- DATA -
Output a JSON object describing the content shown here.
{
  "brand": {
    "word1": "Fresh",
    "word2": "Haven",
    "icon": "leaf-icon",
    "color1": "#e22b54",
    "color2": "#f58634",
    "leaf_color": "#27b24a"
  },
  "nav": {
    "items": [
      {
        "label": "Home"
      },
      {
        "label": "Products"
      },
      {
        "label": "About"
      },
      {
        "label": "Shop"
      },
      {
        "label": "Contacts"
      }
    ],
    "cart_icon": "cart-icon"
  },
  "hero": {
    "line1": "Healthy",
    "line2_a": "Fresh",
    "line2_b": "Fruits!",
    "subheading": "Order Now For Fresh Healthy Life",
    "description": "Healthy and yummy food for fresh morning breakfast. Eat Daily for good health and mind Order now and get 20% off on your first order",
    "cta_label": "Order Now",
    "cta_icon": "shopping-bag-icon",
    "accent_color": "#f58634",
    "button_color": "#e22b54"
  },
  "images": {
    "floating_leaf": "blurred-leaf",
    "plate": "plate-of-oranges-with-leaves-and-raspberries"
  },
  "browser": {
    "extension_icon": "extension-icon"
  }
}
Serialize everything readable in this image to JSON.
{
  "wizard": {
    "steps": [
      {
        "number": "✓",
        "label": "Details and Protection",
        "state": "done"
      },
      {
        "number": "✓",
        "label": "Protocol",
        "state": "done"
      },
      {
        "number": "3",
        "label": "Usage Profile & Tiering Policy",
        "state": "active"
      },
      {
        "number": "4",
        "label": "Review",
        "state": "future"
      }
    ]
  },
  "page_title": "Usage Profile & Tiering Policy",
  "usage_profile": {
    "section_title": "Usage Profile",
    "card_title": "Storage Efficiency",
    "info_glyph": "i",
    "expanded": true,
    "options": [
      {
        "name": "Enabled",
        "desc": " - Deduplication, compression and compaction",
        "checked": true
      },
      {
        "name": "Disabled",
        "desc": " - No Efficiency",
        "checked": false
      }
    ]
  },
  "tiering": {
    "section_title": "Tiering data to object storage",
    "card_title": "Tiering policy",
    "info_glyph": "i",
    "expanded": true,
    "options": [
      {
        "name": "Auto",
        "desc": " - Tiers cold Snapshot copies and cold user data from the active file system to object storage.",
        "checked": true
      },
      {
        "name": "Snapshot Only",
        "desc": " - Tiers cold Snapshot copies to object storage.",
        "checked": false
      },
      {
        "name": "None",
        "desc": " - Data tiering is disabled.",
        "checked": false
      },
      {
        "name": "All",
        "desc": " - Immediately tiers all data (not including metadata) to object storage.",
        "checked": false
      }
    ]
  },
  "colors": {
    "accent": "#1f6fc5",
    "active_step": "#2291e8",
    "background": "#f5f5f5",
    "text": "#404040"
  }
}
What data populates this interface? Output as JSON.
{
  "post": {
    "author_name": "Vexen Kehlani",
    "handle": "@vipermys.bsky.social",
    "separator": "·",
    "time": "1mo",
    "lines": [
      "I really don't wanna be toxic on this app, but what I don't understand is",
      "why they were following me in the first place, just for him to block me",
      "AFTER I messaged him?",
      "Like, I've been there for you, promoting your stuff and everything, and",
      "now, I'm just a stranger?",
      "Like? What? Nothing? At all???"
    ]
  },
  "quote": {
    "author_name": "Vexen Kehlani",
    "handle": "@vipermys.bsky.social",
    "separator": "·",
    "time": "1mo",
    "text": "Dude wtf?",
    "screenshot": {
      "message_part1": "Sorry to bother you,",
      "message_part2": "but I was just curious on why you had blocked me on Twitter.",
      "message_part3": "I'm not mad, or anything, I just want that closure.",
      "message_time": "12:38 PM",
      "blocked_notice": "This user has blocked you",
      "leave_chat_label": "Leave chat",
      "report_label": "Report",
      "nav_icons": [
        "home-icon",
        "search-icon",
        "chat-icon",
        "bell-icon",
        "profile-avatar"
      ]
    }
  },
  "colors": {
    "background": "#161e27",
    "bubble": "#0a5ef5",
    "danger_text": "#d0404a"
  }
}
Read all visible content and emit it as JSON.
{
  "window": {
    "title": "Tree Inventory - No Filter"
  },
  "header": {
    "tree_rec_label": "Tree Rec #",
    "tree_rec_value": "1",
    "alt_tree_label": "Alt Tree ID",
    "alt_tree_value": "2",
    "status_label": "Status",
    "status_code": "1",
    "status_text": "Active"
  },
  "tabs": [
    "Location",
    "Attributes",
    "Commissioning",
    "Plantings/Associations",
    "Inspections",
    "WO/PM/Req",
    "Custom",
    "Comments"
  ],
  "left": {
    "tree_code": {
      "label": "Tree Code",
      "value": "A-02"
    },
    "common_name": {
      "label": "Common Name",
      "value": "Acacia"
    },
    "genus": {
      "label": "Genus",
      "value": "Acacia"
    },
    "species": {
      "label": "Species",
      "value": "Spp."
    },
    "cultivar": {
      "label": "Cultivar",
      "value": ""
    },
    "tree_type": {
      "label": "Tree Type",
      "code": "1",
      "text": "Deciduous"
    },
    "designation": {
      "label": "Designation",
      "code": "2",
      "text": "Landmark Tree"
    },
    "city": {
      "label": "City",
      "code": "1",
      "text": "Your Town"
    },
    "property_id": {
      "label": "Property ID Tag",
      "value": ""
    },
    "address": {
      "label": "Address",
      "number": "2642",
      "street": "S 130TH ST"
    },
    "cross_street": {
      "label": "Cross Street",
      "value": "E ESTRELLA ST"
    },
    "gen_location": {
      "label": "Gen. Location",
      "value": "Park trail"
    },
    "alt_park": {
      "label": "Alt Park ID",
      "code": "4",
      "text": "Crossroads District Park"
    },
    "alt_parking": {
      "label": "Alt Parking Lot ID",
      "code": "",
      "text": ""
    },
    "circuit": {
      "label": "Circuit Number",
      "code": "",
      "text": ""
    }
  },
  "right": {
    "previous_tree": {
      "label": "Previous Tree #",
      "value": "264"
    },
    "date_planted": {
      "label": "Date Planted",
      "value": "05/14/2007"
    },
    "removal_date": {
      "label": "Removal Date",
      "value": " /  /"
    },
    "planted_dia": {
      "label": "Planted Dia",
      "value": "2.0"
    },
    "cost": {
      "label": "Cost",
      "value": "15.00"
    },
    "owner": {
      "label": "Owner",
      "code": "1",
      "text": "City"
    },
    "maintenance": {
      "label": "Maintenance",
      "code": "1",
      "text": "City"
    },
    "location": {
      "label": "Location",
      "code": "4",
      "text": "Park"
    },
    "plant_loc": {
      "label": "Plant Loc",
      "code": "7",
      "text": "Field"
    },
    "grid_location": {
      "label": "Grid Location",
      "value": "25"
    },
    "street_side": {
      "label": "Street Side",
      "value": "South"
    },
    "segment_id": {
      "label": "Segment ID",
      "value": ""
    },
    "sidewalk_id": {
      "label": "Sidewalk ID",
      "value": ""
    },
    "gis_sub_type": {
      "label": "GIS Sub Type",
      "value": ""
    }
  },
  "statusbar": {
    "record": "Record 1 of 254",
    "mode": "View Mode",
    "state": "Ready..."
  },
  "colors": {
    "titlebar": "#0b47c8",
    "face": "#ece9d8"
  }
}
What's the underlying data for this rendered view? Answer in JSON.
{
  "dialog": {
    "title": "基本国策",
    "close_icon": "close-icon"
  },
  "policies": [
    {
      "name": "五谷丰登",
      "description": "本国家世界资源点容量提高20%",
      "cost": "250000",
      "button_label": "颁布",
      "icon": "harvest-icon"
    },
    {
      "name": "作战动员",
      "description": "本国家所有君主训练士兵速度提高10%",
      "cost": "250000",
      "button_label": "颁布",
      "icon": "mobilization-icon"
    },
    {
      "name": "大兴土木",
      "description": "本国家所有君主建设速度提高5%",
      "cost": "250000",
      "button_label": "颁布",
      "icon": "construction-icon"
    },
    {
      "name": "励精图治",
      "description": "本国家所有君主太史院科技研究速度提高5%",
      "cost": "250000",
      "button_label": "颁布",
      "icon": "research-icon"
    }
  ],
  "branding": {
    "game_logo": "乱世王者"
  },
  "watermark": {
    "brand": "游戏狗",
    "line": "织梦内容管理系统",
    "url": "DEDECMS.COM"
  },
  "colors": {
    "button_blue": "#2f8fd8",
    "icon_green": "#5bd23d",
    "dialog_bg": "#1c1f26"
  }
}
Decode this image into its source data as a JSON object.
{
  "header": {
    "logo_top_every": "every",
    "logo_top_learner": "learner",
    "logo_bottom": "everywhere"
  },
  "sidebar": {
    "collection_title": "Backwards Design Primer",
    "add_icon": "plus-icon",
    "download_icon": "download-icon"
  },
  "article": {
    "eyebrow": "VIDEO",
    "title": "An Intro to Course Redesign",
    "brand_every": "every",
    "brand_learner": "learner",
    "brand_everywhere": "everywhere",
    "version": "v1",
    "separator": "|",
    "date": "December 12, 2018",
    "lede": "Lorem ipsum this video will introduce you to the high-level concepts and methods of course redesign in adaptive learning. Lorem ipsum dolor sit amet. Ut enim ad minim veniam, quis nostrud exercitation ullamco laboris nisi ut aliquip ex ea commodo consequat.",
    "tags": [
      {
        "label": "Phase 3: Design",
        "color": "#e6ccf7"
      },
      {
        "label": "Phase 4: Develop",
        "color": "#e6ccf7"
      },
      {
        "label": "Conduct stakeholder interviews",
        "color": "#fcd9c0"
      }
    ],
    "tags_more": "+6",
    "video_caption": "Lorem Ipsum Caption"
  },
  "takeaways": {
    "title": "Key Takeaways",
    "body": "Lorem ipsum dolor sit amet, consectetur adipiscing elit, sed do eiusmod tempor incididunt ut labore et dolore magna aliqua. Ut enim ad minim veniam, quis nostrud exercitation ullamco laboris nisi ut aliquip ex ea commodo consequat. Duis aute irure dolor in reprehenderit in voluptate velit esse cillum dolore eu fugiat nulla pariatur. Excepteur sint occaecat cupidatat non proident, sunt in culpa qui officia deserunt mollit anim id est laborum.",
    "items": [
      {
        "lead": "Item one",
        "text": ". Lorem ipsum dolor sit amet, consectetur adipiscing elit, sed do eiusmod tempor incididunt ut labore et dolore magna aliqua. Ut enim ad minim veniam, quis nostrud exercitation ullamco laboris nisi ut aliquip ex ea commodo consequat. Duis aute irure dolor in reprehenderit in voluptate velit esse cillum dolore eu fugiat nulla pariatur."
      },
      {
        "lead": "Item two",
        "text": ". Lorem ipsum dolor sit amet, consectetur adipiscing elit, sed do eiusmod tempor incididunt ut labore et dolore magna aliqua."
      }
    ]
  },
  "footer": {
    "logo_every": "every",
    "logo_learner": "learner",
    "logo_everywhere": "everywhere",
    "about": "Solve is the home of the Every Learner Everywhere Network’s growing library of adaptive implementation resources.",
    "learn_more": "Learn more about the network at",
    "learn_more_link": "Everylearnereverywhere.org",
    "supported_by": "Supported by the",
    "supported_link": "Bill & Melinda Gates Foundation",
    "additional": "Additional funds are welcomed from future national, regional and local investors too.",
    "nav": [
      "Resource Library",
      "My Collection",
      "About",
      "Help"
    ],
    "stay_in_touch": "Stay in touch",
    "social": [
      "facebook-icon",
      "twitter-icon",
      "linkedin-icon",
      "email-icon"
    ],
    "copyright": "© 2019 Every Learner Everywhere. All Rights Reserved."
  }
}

- DO THIS -
Filter out all lines lacking the word "voluptate" and copy the rest.

- EXERCISE RESPONSE -
    "body": "Lorem ipsum dolor sit amet, consectetur adipiscing elit, sed do eiusmod tempor incididunt ut labore et dolore magna aliqua. Ut enim ad minim veniam, quis nostrud exercitation ullamco laboris nisi ut aliquip ex ea commodo consequat. Duis aute irure dolor in reprehenderit in voluptate velit esse cillum dolore eu fugiat nulla pariatur. Excepteur sint occaecat cupidatat non proident, sunt in culpa qui officia deserunt mollit anim id est laborum.",
        "text": ". Lorem ipsum dolor sit amet, consectetur adipiscing elit, sed do eiusmod tempor incididunt ut labore et dolore magna aliqua. Ut enim ad minim veniam, quis nostrud exercitation ullamco laboris nisi ut aliquip ex ea commodo consequat. Duis aute irure dolor in reprehenderit in voluptate velit esse cillum dolore eu fugiat nulla pariatur."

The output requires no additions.